Every record below should be printed exactly as given.
═══ DATASET ENTRIES ═══
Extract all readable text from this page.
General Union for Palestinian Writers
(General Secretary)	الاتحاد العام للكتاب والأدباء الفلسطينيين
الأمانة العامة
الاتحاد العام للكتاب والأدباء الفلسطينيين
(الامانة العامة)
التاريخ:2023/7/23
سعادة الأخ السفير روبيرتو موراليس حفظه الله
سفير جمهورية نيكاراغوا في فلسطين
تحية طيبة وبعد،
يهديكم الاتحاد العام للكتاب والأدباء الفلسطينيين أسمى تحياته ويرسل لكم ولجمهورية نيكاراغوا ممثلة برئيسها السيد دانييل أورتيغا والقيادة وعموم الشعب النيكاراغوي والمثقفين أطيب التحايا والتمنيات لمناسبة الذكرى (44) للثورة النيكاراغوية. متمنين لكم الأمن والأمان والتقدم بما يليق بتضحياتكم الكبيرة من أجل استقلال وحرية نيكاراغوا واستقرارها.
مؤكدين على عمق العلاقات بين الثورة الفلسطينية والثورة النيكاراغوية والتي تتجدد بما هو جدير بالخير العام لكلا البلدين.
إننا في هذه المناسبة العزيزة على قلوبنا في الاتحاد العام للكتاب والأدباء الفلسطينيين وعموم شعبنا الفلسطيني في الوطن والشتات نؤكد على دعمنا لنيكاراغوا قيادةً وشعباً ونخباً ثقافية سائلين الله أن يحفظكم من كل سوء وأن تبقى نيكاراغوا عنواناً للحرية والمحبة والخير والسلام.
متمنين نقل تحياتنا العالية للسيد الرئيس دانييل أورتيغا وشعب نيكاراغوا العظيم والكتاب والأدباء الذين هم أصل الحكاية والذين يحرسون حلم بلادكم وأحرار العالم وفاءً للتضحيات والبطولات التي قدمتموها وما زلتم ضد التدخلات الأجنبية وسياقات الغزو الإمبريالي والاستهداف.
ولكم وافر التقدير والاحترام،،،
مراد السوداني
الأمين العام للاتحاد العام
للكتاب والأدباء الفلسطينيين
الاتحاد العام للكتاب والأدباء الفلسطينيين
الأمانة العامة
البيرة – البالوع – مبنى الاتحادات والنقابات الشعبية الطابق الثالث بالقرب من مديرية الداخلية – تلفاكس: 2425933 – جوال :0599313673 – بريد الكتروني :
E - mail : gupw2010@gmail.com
═══
THE RESULT —
Extract all readable text from this page.
General Union for Palestinian Writers
(General Secretary)	الاتحاد العام للكتاب والأدباء الفلسطينيين
الأمانة العامة
الاتحاد العام للكتاب والأدباء الفلسطينيين
(الامانة العامة)
التاريخ:2023/7/23
سعادة الأخ السفير روبيرتو موراليس حفظه الله
سفير جمهورية نيكاراغوا في فلسطين
تحية طيبة وبعد،
يهديكم الاتحاد العام للكتاب والأدباء الفلسطينيين أسمى تحياته ويرسل لكم ولجمهورية نيكاراغوا ممثلة برئيسها السيد دانييل أورتيغا والقيادة وعموم الشعب النيكاراغوي والمثقفين أطيب التحايا والتمنيات لمناسبة الذكرى (44) للثورة النيكاراغوية. متمنين لكم الأمن والأمان والتقدم بما يليق بتضحياتكم الكبيرة من أجل استقلال وحرية نيكاراغوا واستقرارها.
مؤكدين على عمق العلاقات بين الثورة الفلسطينية والثورة النيكاراغوية والتي تتجدد بما هو جدير بالخير العام لكلا البلدين.
إننا في هذه المناسبة العزيزة على قلوبنا في الاتحاد العام للكتاب والأدباء الفلسطينيين وعموم شعبنا الفلسطيني في الوطن والشتات نؤكد على دعمنا لنيكاراغوا قيادةً وشعباً ونخباً ثقافية سائلين الله أن يحفظكم من كل سوء وأن تبقى نيكاراغوا عنواناً للحرية والمحبة والخير والسلام.
متمنين نقل تحياتنا العالية للسيد الرئيس دانييل أورتيغا وشعب نيكاراغوا العظيم والكتاب والأدباء الذين هم أصل الحكاية والذين يحرسون حلم بلادكم وأحرار العالم وفاءً للتضحيات والبطولات التي قدمتموها وما زلتم ضد التدخلات الأجنبية وسياقات الغزو الإمبريالي والاستهداف.
ولكم وافر التقدير والاحترام،،،
مراد السوداني
الأمين العام للاتحاد العام
للكتاب والأدباء الفلسطينيين
الاتحاد العام للكتاب والأدباء الفلسطينيين
الأمانة العامة
البيرة – البالوع – مبنى الاتحادات والنقابات الشعبية الطابق الثالث بالقرب من مديرية الداخلية – تلفاكس: 2425933 – جوال :0599313673 – بريد الكتروني :
E - mail : gupw2010@gmail.com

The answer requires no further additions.